• **Problem requirements**
Extract the records below word for word and ignore the images.

┌────────

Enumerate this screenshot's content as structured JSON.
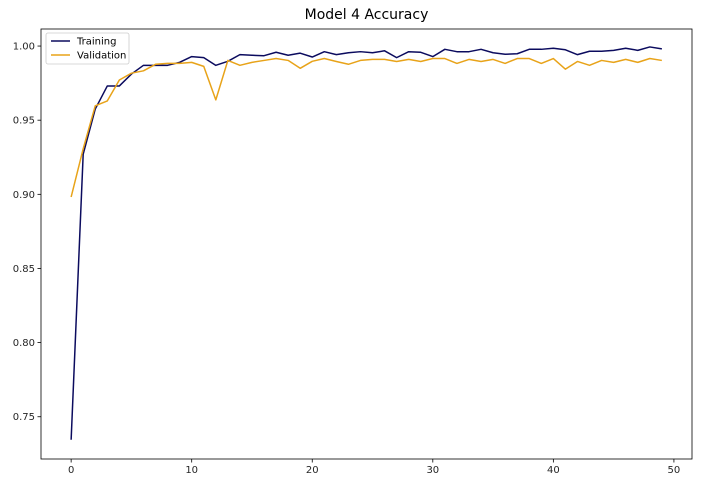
{
  "chart_data": {
    "type": "line",
    "title": "Model 4 Accuracy",
    "xlabel": "",
    "ylabel": "",
    "xlim": [
      -2.5,
      51.5
    ],
    "ylim": [
      0.7215,
      1.0115
    ],
    "x_ticks": [
      0,
      10,
      20,
      30,
      40,
      50
    ],
    "y_ticks": [
      0.75,
      0.8,
      0.85,
      0.9,
      0.95,
      1.0
    ],
    "y_tick_labels": [
      "0.75",
      "0.80",
      "0.85",
      "0.90",
      "0.95",
      "1.00"
    ],
    "grid": false,
    "legend_position": "top-left",
    "x": [
      0,
      1,
      2,
      3,
      4,
      5,
      6,
      7,
      8,
      9,
      10,
      11,
      12,
      13,
      14,
      15,
      16,
      17,
      18,
      19,
      20,
      21,
      22,
      23,
      24,
      25,
      26,
      27,
      28,
      29,
      30,
      31,
      32,
      33,
      34,
      35,
      36,
      37,
      38,
      39,
      40,
      41,
      42,
      43,
      44,
      45,
      46,
      47,
      48,
      49
    ],
    "series": [
      {
        "name": "Training",
        "color": "#0b0b5e",
        "values": [
          0.7345,
          0.9271,
          0.9575,
          0.9731,
          0.9731,
          0.9811,
          0.987,
          0.987,
          0.987,
          0.989,
          0.9929,
          0.9922,
          0.987,
          0.9897,
          0.9942,
          0.9938,
          0.9935,
          0.9958,
          0.9938,
          0.9952,
          0.9926,
          0.9962,
          0.9942,
          0.9955,
          0.9962,
          0.9955,
          0.9968,
          0.9922,
          0.9962,
          0.9958,
          0.9929,
          0.9978,
          0.9962,
          0.9962,
          0.9978,
          0.9955,
          0.9945,
          0.9948,
          0.9978,
          0.9978,
          0.9985,
          0.9975,
          0.9942,
          0.9965,
          0.9965,
          0.9971,
          0.9985,
          0.9971,
          0.9994,
          0.9981
        ]
      },
      {
        "name": "Validation",
        "color": "#e8a319",
        "values": [
          0.8982,
          0.9307,
          0.9597,
          0.963,
          0.9771,
          0.9817,
          0.9833,
          0.9877,
          0.9883,
          0.9883,
          0.989,
          0.9863,
          0.9637,
          0.9903,
          0.987,
          0.989,
          0.9903,
          0.9916,
          0.9903,
          0.985,
          0.9897,
          0.9916,
          0.9896,
          0.9877,
          0.9903,
          0.991,
          0.991,
          0.9896,
          0.991,
          0.9896,
          0.9916,
          0.9916,
          0.9883,
          0.991,
          0.9896,
          0.991,
          0.9883,
          0.9916,
          0.9916,
          0.9883,
          0.9916,
          0.9844,
          0.9896,
          0.987,
          0.9903,
          0.989,
          0.991,
          0.989,
          0.9916,
          0.9903
        ]
      }
    ]
  }
}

└────────

• **Solution for this problem**
Enumerate this screenshot's content as structured JSON.
{
  "chart_data": {
    "type": "line",
    "title": "Model 4 Accuracy",
    "xlabel": "",
    "ylabel": "",
    "xlim": [
      -2.5,
      51.5
    ],
    "ylim": [
      0.7215,
      1.0115
    ],
    "x_ticks": [
      0,
      10,
      20,
      30,
      40,
      50
    ],
    "y_ticks": [
      0.75,
      0.8,
      0.85,
      0.9,
      0.95,
      1.0
    ],
    "y_tick_labels": [
      "0.75",
      "0.80",
      "0.85",
      "0.90",
      "0.95",
      "1.00"
    ],
    "grid": false,
    "legend_position": "top-left",
    "x": [
      0,
      1,
      2,
      3,
      4,
      5,
      6,
      7,
      8,
      9,
      10,
      11,
      12,
      13,
      14,
      15,
      16,
      17,
      18,
      19,
      20,
      21,
      22,
      23,
      24,
      25,
      26,
      27,
      28,
      29,
      30,
      31,
      32,
      33,
      34,
      35,
      36,
      37,
      38,
      39,
      40,
      41,
      42,
      43,
      44,
      45,
      46,
      47,
      48,
      49
    ],
    "series": [
      {
        "name": "Training",
        "color": "#0b0b5e",
        "values": [
          0.7345,
          0.9271,
          0.9575,
          0.9731,
          0.9731,
          0.9811,
          0.987,
          0.987,
          0.987,
          0.989,
          0.9929,
          0.9922,
          0.987,
          0.9897,
          0.9942,
          0.9938,
          0.9935,
          0.9958,
          0.9938,
          0.9952,
          0.9926,
          0.9962,
          0.9942,
          0.9955,
          0.9962,
          0.9955,
          0.9968,
          0.9922,
          0.9962,
          0.9958,
          0.9929,
          0.9978,
          0.9962,
          0.9962,
          0.9978,
          0.9955,
          0.9945,
          0.9948,
          0.9978,
          0.9978,
          0.9985,
          0.9975,
          0.9942,
          0.9965,
          0.9965,
          0.9971,
          0.9985,
          0.9971,
          0.9994,
          0.9981
        ]
      },
      {
        "name": "Validation",
        "color": "#e8a319",
        "values": [
          0.8982,
          0.9307,
          0.9597,
          0.963,
          0.9771,
          0.9817,
          0.9833,
          0.9877,
          0.9883,
          0.9883,
          0.989,
          0.9863,
          0.9637,
          0.9903,
          0.987,
          0.989,
          0.9903,
          0.9916,
          0.9903,
          0.985,
          0.9897,
          0.9916,
          0.9896,
          0.9877,
          0.9903,
          0.991,
          0.991,
          0.9896,
          0.991,
          0.9896,
          0.9916,
          0.9916,
          0.9883,
          0.991,
          0.9896,
          0.991,
          0.9883,
          0.9916,
          0.9916,
          0.9883,
          0.9916,
          0.9844,
          0.9896,
          0.987,
          0.9903,
          0.989,
          0.991,
          0.989,
          0.9916,
          0.9903
        ]
      }
    ]
  }
}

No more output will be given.